▸ MATERIAL FOR THIS TASK

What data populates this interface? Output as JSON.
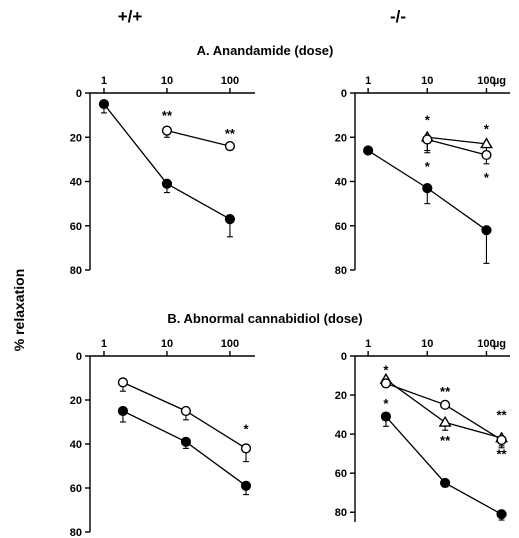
{
  "figure": {
    "genotype_labels": [
      "+/+",
      "-/-"
    ],
    "section_titles": [
      "A.  Anandamide (dose)",
      "B.  Abnormal cannabidiol (dose)"
    ],
    "ylabel": "% relaxation",
    "x_unit": "µg"
  },
  "chart_data": [
    {
      "type": "line",
      "panel": "A +/+",
      "x_scale": "log",
      "y_inverted": true,
      "xticks": [
        "1",
        "10",
        "100"
      ],
      "xlim": [
        0.6,
        250
      ],
      "yticks": [
        "0",
        "20",
        "40",
        "60",
        "80"
      ],
      "ylim": [
        0,
        80
      ],
      "show_unit": false,
      "series": [
        {
          "marker": "filled-circle",
          "x": [
            1,
            10,
            100
          ],
          "y": [
            5,
            41,
            57
          ],
          "err": [
            4,
            4,
            8
          ]
        },
        {
          "marker": "open-circle",
          "x": [
            10,
            100
          ],
          "y": [
            17,
            24
          ],
          "err": [
            3,
            1
          ]
        }
      ],
      "annotations": [
        {
          "text": "**",
          "x": 10,
          "y": 10
        },
        {
          "text": "**",
          "x": 100,
          "y": 18
        }
      ]
    },
    {
      "type": "line",
      "panel": "A -/-",
      "x_scale": "log",
      "y_inverted": true,
      "xticks": [
        "1",
        "10",
        "100"
      ],
      "xlim": [
        0.6,
        250
      ],
      "yticks": [
        "0",
        "20",
        "40",
        "60",
        "80"
      ],
      "ylim": [
        0,
        80
      ],
      "show_unit": true,
      "series": [
        {
          "marker": "filled-circle",
          "x": [
            1,
            10,
            100
          ],
          "y": [
            26,
            43,
            62
          ],
          "err": [
            0,
            7,
            15
          ]
        },
        {
          "marker": "open-triangle",
          "x": [
            10,
            100
          ],
          "y": [
            20,
            23
          ],
          "err": [
            6,
            5
          ]
        },
        {
          "marker": "open-circle",
          "x": [
            10,
            100
          ],
          "y": [
            21,
            28
          ],
          "err": [
            6,
            4
          ]
        }
      ],
      "annotations": [
        {
          "text": "*",
          "x": 10,
          "y": 12
        },
        {
          "text": "*",
          "x": 10,
          "y": 33
        },
        {
          "text": "*",
          "x": 100,
          "y": 16
        },
        {
          "text": "*",
          "x": 100,
          "y": 38
        }
      ]
    },
    {
      "type": "line",
      "panel": "B +/+",
      "x_scale": "log",
      "y_inverted": true,
      "xticks": [
        "1",
        "10",
        "100"
      ],
      "xlim": [
        0.6,
        250
      ],
      "yticks": [
        "0",
        "20",
        "40",
        "60",
        "80"
      ],
      "ylim": [
        0,
        80
      ],
      "show_unit": false,
      "series": [
        {
          "marker": "filled-circle",
          "x": [
            2,
            20,
            180
          ],
          "y": [
            25,
            39,
            59
          ],
          "err": [
            5,
            3,
            4
          ]
        },
        {
          "marker": "open-circle",
          "x": [
            2,
            20,
            180
          ],
          "y": [
            12,
            25,
            42
          ],
          "err": [
            4,
            4,
            6
          ]
        }
      ],
      "annotations": [
        {
          "text": "*",
          "x": 180,
          "y": 33
        }
      ]
    },
    {
      "type": "line",
      "panel": "B -/-",
      "x_scale": "log",
      "y_inverted": true,
      "xticks": [
        "1",
        "10",
        "100"
      ],
      "xlim": [
        0.6,
        250
      ],
      "yticks": [
        "0",
        "20",
        "40",
        "60",
        "80"
      ],
      "ylim": [
        0,
        85
      ],
      "show_unit": true,
      "series": [
        {
          "marker": "filled-circle",
          "x": [
            2,
            20,
            180
          ],
          "y": [
            31,
            65,
            81
          ],
          "err": [
            5,
            2,
            3
          ]
        },
        {
          "marker": "open-triangle",
          "x": [
            2,
            20,
            180
          ],
          "y": [
            12,
            34,
            42
          ],
          "err": [
            0,
            4,
            4
          ]
        },
        {
          "marker": "open-circle",
          "x": [
            2,
            20,
            180
          ],
          "y": [
            14,
            25,
            43
          ],
          "err": [
            0,
            0,
            4
          ]
        }
      ],
      "annotations": [
        {
          "text": "*",
          "x": 2,
          "y": 7
        },
        {
          "text": "*",
          "x": 2,
          "y": 24
        },
        {
          "text": "**",
          "x": 20,
          "y": 18
        },
        {
          "text": "**",
          "x": 20,
          "y": 43
        },
        {
          "text": "**",
          "x": 180,
          "y": 30
        },
        {
          "text": "**",
          "x": 180,
          "y": 50
        }
      ]
    }
  ]
}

▸ SET PROBLEM
Copy out all the records exactly, excluding pictures.

▸ RESULT FOR THIS EXERCISE
What data populates this interface? Output as JSON.
{
  "figure": {
    "genotype_labels": [
      "+/+",
      "-/-"
    ],
    "section_titles": [
      "A.  Anandamide (dose)",
      "B.  Abnormal cannabidiol (dose)"
    ],
    "ylabel": "% relaxation",
    "x_unit": "µg"
  },
  "chart_data": [
    {
      "type": "line",
      "panel": "A +/+",
      "x_scale": "log",
      "y_inverted": true,
      "xticks": [
        "1",
        "10",
        "100"
      ],
      "xlim": [
        0.6,
        250
      ],
      "yticks": [
        "0",
        "20",
        "40",
        "60",
        "80"
      ],
      "ylim": [
        0,
        80
      ],
      "show_unit": false,
      "series": [
        {
          "marker": "filled-circle",
          "x": [
            1,
            10,
            100
          ],
          "y": [
            5,
            41,
            57
          ],
          "err": [
            4,
            4,
            8
          ]
        },
        {
          "marker": "open-circle",
          "x": [
            10,
            100
          ],
          "y": [
            17,
            24
          ],
          "err": [
            3,
            1
          ]
        }
      ],
      "annotations": [
        {
          "text": "**",
          "x": 10,
          "y": 10
        },
        {
          "text": "**",
          "x": 100,
          "y": 18
        }
      ]
    },
    {
      "type": "line",
      "panel": "A -/-",
      "x_scale": "log",
      "y_inverted": true,
      "xticks": [
        "1",
        "10",
        "100"
      ],
      "xlim": [
        0.6,
        250
      ],
      "yticks": [
        "0",
        "20",
        "40",
        "60",
        "80"
      ],
      "ylim": [
        0,
        80
      ],
      "show_unit": true,
      "series": [
        {
          "marker": "filled-circle",
          "x": [
            1,
            10,
            100
          ],
          "y": [
            26,
            43,
            62
          ],
          "err": [
            0,
            7,
            15
          ]
        },
        {
          "marker": "open-triangle",
          "x": [
            10,
            100
          ],
          "y": [
            20,
            23
          ],
          "err": [
            6,
            5
          ]
        },
        {
          "marker": "open-circle",
          "x": [
            10,
            100
          ],
          "y": [
            21,
            28
          ],
          "err": [
            6,
            4
          ]
        }
      ],
      "annotations": [
        {
          "text": "*",
          "x": 10,
          "y": 12
        },
        {
          "text": "*",
          "x": 10,
          "y": 33
        },
        {
          "text": "*",
          "x": 100,
          "y": 16
        },
        {
          "text": "*",
          "x": 100,
          "y": 38
        }
      ]
    },
    {
      "type": "line",
      "panel": "B +/+",
      "x_scale": "log",
      "y_inverted": true,
      "xticks": [
        "1",
        "10",
        "100"
      ],
      "xlim": [
        0.6,
        250
      ],
      "yticks": [
        "0",
        "20",
        "40",
        "60",
        "80"
      ],
      "ylim": [
        0,
        80
      ],
      "show_unit": false,
      "series": [
        {
          "marker": "filled-circle",
          "x": [
            2,
            20,
            180
          ],
          "y": [
            25,
            39,
            59
          ],
          "err": [
            5,
            3,
            4
          ]
        },
        {
          "marker": "open-circle",
          "x": [
            2,
            20,
            180
          ],
          "y": [
            12,
            25,
            42
          ],
          "err": [
            4,
            4,
            6
          ]
        }
      ],
      "annotations": [
        {
          "text": "*",
          "x": 180,
          "y": 33
        }
      ]
    },
    {
      "type": "line",
      "panel": "B -/-",
      "x_scale": "log",
      "y_inverted": true,
      "xticks": [
        "1",
        "10",
        "100"
      ],
      "xlim": [
        0.6,
        250
      ],
      "yticks": [
        "0",
        "20",
        "40",
        "60",
        "80"
      ],
      "ylim": [
        0,
        85
      ],
      "show_unit": true,
      "series": [
        {
          "marker": "filled-circle",
          "x": [
            2,
            20,
            180
          ],
          "y": [
            31,
            65,
            81
          ],
          "err": [
            5,
            2,
            3
          ]
        },
        {
          "marker": "open-triangle",
          "x": [
            2,
            20,
            180
          ],
          "y": [
            12,
            34,
            42
          ],
          "err": [
            0,
            4,
            4
          ]
        },
        {
          "marker": "open-circle",
          "x": [
            2,
            20,
            180
          ],
          "y": [
            14,
            25,
            43
          ],
          "err": [
            0,
            0,
            4
          ]
        }
      ],
      "annotations": [
        {
          "text": "*",
          "x": 2,
          "y": 7
        },
        {
          "text": "*",
          "x": 2,
          "y": 24
        },
        {
          "text": "**",
          "x": 20,
          "y": 18
        },
        {
          "text": "**",
          "x": 20,
          "y": 43
        },
        {
          "text": "**",
          "x": 180,
          "y": 30
        },
        {
          "text": "**",
          "x": 180,
          "y": 50
        }
      ]
    }
  ]
}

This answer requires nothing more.